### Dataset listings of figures
= = = = =
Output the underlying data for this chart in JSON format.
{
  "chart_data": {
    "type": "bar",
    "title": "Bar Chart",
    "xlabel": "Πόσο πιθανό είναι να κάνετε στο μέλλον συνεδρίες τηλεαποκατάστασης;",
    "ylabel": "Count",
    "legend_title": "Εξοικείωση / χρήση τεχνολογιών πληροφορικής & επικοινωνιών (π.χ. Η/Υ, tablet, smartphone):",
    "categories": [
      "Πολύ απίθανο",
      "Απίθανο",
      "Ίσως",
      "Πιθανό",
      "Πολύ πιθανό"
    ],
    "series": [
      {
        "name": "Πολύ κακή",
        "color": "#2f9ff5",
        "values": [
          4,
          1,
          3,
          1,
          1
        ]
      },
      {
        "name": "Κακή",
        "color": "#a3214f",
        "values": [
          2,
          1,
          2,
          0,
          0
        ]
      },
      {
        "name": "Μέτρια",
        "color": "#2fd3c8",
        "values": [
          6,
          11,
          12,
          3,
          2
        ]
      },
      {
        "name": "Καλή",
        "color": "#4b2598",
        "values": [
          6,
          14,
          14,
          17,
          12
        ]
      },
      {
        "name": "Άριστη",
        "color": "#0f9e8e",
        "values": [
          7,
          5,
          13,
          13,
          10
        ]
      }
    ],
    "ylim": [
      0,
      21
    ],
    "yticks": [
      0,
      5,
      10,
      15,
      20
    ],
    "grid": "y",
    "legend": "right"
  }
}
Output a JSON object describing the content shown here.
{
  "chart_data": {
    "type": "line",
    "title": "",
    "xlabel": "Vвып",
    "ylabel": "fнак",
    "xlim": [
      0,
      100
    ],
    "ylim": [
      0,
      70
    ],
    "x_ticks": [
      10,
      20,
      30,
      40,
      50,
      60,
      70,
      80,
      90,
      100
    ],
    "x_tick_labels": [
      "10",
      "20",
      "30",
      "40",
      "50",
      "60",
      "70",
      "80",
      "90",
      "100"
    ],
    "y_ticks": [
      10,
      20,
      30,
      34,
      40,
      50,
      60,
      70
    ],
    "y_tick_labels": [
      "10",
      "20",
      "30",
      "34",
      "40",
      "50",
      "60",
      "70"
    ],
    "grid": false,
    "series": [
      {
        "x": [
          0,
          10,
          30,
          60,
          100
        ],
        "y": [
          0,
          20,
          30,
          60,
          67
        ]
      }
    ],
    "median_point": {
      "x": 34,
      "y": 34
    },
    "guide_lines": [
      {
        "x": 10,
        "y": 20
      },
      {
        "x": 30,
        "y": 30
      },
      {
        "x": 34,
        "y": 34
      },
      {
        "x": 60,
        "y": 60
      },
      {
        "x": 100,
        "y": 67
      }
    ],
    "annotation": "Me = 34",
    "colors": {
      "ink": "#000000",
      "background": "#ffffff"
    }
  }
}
= = = = =
### GIVEN REQUEST
The required answer is a single number: the count of lines in the entries that hold the string "xlabel".

### ANSWER TO THE PROBLEM
2